- **QUOTED TEXT**
* * * * * * *

Why Whyte: More than 40 Years Later His Words Inspire and Inform

Jul 29, 2014
May 1, 2024

Over 40 years ago, Holly Whyte taught us to see. By simply observing the people that were being planned for, William H. “Holly” Whyte was able to turn the world of planning on its head. One would think that this would have been obvious to the world of urban planning and design, but it was not. Whyte advocated for a new way of designing public spaces – one that was user-centered and place-led. Using this approach, he argued that design should start with a thorough understanding of the way people use spaces, and the way they would like to use spaces. We could change things, Holly said, “if we will look.

Whyte - Fred Kent on a Day in the Life of a Trash Basket from STREETFILMS on Vimeo.

William H. Whyte led the charge to re-center cities around people since the mid 1950s while an editor at Fortune Magazine. There he wrote The Organization Man in 1956 which challenged the breakdown of communities by suburbanization. He then published Jane JacobsDowntown is for People in Fortune and in his compilation The Exploding Metropolis (1957), which allowed her to expand her essay into The Death and Life of Great American Cities in 1961 after receiving a grant from the Rockefeller Foundation. Whyte further challenged the idea of the process of sprawl with Cluster Development (1964) and The Last Landscape (1968). The Street Life Project of the early 1970s applied his observational lens on cities, lessons from which were published in his seminal book The Social Life of Small Urban Spaces (1980)Other recognizable greats later built upon this momentum including Donald Appleyard, Allan Jacobs, Claire Cooper Marcus, Jan Gehl, Galen Cranz, and Robert Sommers, who continued to write and work on this issue in the following decades.

* * * * * * *

- **TASK 1**
In the listing, write out the stretch from the line containing "I need the location" through the line containing "194, 582, 236]", switching "checkmark-icon" to "tick-icon" and keeping everything else the same.

* * * * * * *

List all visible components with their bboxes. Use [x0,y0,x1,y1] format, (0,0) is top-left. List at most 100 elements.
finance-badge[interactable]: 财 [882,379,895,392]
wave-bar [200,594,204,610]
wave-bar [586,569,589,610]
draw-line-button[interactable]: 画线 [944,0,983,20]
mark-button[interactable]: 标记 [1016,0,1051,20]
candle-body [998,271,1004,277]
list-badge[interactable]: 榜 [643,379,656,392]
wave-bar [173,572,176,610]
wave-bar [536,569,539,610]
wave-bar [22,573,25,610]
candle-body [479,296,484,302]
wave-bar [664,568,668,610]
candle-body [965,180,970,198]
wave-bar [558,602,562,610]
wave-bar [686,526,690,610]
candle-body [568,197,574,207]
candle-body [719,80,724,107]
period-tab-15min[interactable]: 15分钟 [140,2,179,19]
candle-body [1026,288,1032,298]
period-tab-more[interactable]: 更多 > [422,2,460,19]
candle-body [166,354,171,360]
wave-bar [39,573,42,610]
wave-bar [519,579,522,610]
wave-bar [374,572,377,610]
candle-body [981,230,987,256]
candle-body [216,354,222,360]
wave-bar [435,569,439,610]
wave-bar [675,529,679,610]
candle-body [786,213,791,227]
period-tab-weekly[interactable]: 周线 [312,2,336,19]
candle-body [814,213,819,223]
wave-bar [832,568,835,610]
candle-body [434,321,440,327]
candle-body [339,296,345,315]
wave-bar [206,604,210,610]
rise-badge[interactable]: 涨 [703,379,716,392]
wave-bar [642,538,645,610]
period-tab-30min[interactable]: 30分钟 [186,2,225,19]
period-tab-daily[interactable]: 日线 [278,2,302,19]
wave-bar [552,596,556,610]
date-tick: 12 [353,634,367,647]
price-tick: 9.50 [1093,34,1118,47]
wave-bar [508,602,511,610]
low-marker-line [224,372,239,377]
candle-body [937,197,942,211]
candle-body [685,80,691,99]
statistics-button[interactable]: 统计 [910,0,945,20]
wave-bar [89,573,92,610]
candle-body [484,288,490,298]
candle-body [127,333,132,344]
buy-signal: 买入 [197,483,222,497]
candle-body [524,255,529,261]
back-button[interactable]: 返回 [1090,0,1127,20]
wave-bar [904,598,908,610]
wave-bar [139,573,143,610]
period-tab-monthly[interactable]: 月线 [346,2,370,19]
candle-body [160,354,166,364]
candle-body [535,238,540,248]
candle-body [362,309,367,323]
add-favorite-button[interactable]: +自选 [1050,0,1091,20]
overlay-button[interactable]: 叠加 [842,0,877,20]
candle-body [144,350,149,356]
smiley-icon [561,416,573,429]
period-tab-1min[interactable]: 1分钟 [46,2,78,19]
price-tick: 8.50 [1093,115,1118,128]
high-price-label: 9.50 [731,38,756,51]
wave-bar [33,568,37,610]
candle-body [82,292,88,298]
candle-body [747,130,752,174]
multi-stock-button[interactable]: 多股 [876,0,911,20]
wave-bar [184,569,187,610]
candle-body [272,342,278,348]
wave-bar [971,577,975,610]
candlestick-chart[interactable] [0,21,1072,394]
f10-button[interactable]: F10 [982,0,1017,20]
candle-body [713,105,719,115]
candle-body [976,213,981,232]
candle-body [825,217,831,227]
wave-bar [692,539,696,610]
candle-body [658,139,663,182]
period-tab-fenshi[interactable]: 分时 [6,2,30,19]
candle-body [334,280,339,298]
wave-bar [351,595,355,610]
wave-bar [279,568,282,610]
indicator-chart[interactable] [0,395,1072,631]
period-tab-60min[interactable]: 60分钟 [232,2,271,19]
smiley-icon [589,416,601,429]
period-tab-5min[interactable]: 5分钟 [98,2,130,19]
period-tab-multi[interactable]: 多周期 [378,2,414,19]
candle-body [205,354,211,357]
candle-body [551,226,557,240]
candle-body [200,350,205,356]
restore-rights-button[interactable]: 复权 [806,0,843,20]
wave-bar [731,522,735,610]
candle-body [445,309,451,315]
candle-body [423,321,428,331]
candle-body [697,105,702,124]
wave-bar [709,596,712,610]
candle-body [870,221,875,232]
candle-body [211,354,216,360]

* * * * * * *

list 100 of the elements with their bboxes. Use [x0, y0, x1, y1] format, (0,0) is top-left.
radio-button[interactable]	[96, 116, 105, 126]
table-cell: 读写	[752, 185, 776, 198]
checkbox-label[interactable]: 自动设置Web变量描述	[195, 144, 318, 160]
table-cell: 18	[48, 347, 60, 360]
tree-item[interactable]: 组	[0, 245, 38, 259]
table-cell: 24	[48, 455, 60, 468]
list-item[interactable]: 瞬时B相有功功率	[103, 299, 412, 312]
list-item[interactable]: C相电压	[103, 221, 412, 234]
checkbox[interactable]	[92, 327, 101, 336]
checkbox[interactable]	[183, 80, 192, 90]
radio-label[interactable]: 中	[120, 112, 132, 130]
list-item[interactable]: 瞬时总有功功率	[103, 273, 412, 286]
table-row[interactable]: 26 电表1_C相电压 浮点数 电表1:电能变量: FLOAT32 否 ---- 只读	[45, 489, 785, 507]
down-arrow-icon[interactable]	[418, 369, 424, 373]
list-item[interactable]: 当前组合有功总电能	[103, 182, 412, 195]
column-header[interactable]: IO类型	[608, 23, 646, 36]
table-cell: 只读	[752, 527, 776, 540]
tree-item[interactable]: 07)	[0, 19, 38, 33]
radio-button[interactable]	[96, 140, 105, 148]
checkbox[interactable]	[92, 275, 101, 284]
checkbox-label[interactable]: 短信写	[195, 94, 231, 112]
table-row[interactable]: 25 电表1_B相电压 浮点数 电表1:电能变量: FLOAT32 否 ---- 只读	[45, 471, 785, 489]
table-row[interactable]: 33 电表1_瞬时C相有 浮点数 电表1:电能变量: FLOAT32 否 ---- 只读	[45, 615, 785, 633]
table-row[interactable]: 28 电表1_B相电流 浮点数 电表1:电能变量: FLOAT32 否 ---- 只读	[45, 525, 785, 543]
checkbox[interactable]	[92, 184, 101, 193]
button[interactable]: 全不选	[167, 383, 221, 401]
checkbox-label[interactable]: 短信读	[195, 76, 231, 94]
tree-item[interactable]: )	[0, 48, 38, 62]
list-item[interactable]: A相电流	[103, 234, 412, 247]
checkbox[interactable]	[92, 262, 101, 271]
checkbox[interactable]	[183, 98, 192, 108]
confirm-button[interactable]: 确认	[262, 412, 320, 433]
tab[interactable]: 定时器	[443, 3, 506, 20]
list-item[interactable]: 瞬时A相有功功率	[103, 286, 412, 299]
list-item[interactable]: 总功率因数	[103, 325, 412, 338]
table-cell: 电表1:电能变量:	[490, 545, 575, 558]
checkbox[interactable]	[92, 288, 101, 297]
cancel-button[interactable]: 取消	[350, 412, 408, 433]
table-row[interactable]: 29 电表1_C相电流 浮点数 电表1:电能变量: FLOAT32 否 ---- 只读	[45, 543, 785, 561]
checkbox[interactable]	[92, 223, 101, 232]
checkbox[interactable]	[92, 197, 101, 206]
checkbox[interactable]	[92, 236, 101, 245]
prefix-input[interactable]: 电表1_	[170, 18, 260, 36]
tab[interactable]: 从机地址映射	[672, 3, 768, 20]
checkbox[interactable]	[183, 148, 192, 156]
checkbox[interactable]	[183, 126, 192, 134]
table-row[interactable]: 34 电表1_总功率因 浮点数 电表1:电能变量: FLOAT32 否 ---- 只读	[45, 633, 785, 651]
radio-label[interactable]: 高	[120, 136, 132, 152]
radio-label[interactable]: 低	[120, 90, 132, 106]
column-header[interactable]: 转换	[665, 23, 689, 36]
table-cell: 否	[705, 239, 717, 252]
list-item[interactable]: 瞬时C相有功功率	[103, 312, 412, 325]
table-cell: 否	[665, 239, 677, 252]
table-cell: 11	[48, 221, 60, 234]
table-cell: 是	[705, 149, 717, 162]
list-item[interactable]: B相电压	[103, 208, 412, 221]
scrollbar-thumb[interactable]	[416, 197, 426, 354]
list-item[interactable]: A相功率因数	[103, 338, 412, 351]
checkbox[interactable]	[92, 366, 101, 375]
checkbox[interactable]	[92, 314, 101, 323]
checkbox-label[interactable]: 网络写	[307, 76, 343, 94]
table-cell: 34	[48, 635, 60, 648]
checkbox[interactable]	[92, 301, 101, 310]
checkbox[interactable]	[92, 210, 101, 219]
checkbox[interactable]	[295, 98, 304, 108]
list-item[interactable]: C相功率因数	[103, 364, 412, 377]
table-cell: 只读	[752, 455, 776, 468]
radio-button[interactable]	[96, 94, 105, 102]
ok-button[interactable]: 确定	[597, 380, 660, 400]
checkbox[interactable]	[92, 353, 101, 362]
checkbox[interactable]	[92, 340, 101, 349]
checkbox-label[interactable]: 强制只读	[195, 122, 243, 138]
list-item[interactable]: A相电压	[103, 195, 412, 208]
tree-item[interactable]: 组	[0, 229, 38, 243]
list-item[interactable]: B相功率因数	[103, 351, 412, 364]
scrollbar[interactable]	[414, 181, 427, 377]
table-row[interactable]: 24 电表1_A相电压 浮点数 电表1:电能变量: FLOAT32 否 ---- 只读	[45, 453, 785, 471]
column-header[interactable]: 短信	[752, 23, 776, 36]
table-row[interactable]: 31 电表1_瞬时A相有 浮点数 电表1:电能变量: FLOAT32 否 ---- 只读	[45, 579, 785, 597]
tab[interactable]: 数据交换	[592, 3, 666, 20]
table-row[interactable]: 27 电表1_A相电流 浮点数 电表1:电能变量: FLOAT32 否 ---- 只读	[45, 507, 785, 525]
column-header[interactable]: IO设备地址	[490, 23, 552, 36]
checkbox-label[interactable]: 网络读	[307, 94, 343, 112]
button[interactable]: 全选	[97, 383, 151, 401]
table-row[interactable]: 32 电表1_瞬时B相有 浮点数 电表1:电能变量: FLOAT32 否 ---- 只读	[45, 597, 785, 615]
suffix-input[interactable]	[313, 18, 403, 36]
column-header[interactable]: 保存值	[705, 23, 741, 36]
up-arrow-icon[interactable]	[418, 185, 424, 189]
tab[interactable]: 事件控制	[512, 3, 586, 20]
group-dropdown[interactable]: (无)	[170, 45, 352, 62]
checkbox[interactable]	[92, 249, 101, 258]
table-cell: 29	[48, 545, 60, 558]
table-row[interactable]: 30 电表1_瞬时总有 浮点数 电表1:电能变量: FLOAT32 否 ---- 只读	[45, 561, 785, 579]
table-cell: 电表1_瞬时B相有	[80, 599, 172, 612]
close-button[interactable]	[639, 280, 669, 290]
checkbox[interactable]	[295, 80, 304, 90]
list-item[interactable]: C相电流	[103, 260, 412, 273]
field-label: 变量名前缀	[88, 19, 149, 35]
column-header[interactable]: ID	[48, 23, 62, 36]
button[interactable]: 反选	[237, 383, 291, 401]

* * * * * * *

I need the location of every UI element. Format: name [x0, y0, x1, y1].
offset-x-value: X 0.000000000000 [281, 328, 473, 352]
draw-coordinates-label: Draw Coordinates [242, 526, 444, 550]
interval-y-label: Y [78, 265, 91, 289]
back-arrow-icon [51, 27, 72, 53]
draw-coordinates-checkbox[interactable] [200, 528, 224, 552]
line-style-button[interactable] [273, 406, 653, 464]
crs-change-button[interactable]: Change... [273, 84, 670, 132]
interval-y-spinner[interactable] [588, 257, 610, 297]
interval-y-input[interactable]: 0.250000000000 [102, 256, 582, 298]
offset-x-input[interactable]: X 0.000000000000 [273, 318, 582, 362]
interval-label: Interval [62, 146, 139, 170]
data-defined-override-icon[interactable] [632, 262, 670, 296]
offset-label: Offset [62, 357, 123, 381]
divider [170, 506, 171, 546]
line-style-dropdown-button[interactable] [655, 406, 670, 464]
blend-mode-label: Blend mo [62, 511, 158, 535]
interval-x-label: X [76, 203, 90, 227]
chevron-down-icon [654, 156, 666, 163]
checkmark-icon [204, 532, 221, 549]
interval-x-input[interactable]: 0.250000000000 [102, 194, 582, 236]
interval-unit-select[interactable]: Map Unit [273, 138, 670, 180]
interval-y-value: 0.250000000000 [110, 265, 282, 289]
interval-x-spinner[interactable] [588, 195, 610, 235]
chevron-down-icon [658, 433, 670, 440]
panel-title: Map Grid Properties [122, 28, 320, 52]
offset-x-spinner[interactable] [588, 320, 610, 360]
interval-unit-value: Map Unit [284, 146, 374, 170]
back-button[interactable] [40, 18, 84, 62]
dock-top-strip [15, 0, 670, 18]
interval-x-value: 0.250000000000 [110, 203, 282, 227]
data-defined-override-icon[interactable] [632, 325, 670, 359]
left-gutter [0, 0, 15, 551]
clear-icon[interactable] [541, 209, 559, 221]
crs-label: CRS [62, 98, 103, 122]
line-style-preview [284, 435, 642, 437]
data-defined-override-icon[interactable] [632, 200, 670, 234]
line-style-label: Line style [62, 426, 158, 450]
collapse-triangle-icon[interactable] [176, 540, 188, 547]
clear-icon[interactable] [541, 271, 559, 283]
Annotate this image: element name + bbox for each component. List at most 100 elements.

* * * * * * *

- **TASK 2**
Retype the stretch of the article on William H. Whyte from "Over 40 years" through "STREETFILMS on Vimeo.".

- **REPLY 1**
I need the location of every UI element. Format: name [x0, y0, x1, y1].
offset-x-value: X 0.000000000000 [281, 328, 473, 352]
draw-coordinates-label: Draw Coordinates [242, 526, 444, 550]
interval-y-label: Y [78, 265, 91, 289]
back-arrow-icon [51, 27, 72, 53]
draw-coordinates-checkbox[interactable] [200, 528, 224, 552]
line-style-button[interactable] [273, 406, 653, 464]
crs-change-button[interactable]: Change... [273, 84, 670, 132]
interval-y-spinner[interactable] [588, 257, 610, 297]
interval-y-input[interactable]: 0.250000000000 [102, 256, 582, 298]
offset-x-input[interactable]: X 0.000000000000 [273, 318, 582, 362]
interval-label: Interval [62, 146, 139, 170]
data-defined-override-icon[interactable] [632, 262, 670, 296]
offset-label: Offset [62, 357, 123, 381]
divider [170, 506, 171, 546]
line-style-dropdown-button[interactable] [655, 406, 670, 464]
blend-mode-label: Blend mo [62, 511, 158, 535]
interval-x-label: X [76, 203, 90, 227]
chevron-down-icon [654, 156, 666, 163]
tick-icon [204, 532, 221, 549]
interval-x-input[interactable]: 0.250000000000 [102, 194, 582, 236]

- **REPLY 2**
Over 40 years ago, Holly Whyte taught us to see. By simply observing the people that were being planned for, William H. “Holly” Whyte was able to turn the world of planning on its head. One would think that this would have been obvious to the world of urban planning and design, but it was not. Whyte advocated for a new way of designing public spaces – one that was user-centered and place-led. Using this approach, he argued that design should start with a thorough understanding of the way people use spaces, and the way they would like to use spaces. We could change things, Holly said, “if we will look.

Whyte - Fred Kent on a Day in the Life of a Trash Basket from STREETFILMS on Vimeo.